** DATA SUPPLIED **
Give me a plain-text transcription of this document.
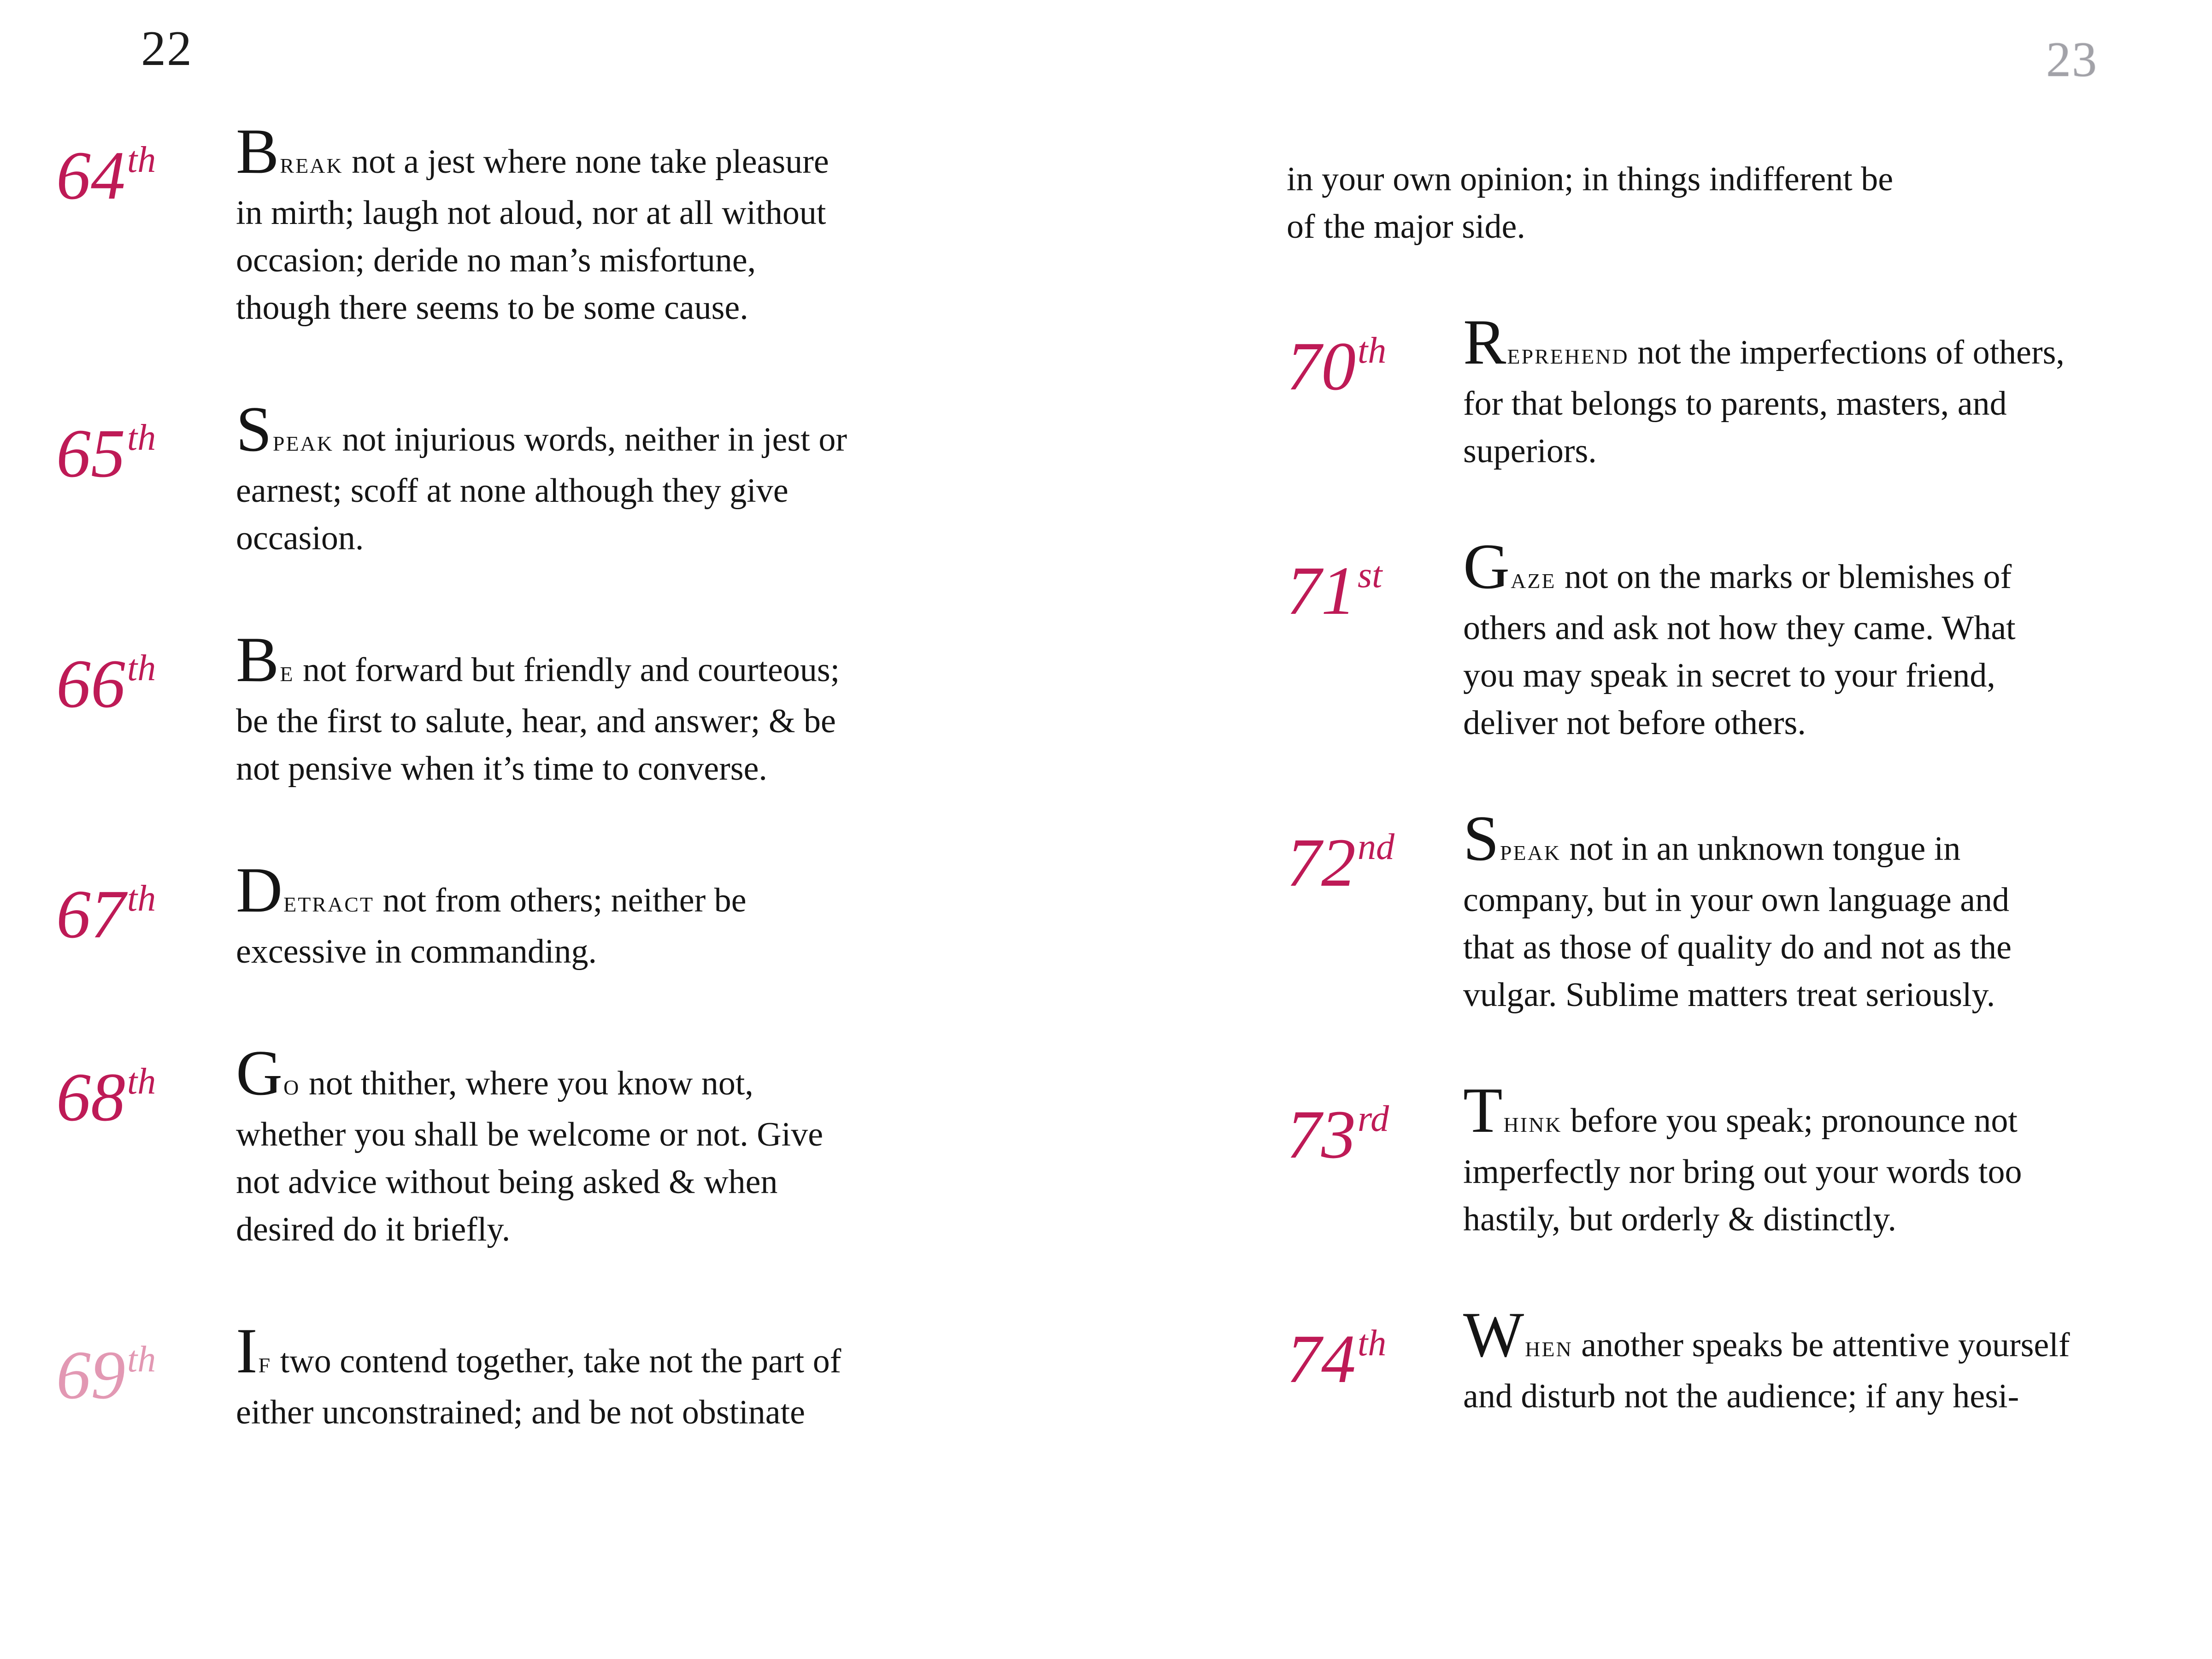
22
64th	BREAK not a jest where none take pleasure
in mirth; laugh not aloud, nor at all without
occasion; deride no man’s misfortune,
though there seems to be some cause.
65th	SPEAK not injurious words, neither in jest or
earnest; scoff at none although they give
occasion.
66th	BE not forward but friendly and courteous;
be the first to salute, hear, and answer; & be
not pensive when it’s time to converse.
67th	DETRACT not from others; neither be
excessive in commanding.
68th	GO not thither, where you know not,
whether you shall be welcome or not. Give
not advice without being asked & when
desired do it briefly.
69th	IF two contend together, take not the part of
either unconstrained; and be not obstinate
23
in your own opinion; in things indifferent be
of the major side.
70th	REPREHEND not the imperfections of others,
for that belongs to parents, masters, and
superiors.
71st	GAZE not on the marks or blemishes of
others and ask not how they came. What
you may speak in secret to your friend,
deliver not before others.
72nd	SPEAK not in an unknown tongue in
company, but in your own language and
that as those of quality do and not as the
vulgar. Sublime matters treat seriously.
73rd	THINK before you speak; pronounce not
imperfectly nor bring out your words too
hastily, but orderly & distinctly.
74th	WHEN another speaks be attentive yourself
and disturb not the audience; if any hesi-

** GIVEN REQUEST **
Quote the records above in full, dropping each picture.

** COMPLETE RESPONSE **
Give me a plain-text transcription of this document.
22
64th	BREAK not a jest where none take pleasure
in mirth; laugh not aloud, nor at all without
occasion; deride no man’s misfortune,
though there seems to be some cause.
65th	SPEAK not injurious words, neither in jest or
earnest; scoff at none although they give
occasion.
66th	BE not forward but friendly and courteous;
be the first to salute, hear, and answer; & be
not pensive when it’s time to converse.
67th	DETRACT not from others; neither be
excessive in commanding.
68th	GO not thither, where you know not,
whether you shall be welcome or not. Give
not advice without being asked & when
desired do it briefly.
69th	IF two contend together, take not the part of
either unconstrained; and be not obstinate
23
in your own opinion; in things indifferent be
of the major side.
70th	REPREHEND not the imperfections of others,
for that belongs to parents, masters, and
superiors.
71st	GAZE not on the marks or blemishes of
others and ask not how they came. What
you may speak in secret to your friend,
deliver not before others.
72nd	SPEAK not in an unknown tongue in
company, but in your own language and
that as those of quality do and not as the
vulgar. Sublime matters treat seriously.
73rd	THINK before you speak; pronounce not
imperfectly nor bring out your words too
hastily, but orderly & distinctly.
74th	WHEN another speaks be attentive yourself
and disturb not the audience; if any hesi-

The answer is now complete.